__To be done__:
Search the material below for the string "JSON" and list each line that holds it.
[START Input data]
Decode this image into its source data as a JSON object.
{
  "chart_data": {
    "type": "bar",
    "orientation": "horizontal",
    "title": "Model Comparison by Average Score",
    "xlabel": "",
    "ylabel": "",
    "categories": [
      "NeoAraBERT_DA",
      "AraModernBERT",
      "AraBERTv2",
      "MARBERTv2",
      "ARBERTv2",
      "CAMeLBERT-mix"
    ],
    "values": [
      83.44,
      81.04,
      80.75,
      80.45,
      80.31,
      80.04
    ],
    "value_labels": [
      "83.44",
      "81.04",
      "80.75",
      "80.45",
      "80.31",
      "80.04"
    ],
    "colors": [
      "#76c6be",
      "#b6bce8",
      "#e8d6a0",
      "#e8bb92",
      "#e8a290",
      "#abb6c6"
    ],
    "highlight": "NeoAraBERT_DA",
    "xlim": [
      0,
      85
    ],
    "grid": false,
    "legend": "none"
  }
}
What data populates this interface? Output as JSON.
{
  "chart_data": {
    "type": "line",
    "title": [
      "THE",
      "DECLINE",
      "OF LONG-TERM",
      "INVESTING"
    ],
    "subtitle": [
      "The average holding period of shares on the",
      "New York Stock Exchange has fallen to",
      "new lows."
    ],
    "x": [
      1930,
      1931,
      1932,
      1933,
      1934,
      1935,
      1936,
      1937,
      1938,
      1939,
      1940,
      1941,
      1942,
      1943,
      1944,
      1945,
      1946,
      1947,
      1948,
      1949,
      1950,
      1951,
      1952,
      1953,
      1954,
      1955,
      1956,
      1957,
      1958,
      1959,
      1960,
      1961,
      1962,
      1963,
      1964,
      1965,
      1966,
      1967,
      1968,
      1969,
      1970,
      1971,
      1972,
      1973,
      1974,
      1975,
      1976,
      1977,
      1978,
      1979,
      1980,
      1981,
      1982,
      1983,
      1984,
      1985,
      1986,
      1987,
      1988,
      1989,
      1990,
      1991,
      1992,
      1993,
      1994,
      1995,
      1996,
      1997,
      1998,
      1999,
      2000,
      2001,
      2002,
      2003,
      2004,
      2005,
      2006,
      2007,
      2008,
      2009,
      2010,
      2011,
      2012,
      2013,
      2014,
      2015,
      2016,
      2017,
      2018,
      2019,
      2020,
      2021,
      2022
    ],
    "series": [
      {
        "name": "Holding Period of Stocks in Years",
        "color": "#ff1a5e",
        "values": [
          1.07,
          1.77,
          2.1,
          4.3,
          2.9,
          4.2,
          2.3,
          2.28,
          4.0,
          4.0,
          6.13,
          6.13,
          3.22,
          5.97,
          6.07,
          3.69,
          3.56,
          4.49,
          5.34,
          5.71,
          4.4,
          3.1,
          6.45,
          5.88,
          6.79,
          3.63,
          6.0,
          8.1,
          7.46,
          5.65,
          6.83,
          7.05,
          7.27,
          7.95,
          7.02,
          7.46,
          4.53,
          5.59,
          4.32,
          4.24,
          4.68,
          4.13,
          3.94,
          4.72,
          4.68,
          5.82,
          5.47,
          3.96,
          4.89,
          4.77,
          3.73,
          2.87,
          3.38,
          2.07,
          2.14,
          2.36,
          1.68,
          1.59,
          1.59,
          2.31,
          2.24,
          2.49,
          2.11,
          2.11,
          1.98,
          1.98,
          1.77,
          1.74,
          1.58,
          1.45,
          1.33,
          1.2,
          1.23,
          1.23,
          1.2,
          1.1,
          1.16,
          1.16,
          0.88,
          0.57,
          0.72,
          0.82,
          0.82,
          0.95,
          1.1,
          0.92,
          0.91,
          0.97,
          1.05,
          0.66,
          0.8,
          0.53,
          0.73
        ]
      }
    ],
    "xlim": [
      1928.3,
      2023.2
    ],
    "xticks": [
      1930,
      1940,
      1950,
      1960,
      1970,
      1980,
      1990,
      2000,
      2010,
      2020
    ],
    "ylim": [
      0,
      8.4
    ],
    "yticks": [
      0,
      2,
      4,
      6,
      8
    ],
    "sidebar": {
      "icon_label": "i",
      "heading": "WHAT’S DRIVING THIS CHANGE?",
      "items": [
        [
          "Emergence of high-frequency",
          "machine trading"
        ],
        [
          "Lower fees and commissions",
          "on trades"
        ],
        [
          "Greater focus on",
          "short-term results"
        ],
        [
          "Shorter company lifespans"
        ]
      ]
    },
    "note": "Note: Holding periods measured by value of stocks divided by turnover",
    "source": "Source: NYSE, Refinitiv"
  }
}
[END Input data]
__The reply__:
Decode this image into its source data as a JSON object.
What data populates this interface? Output as JSON.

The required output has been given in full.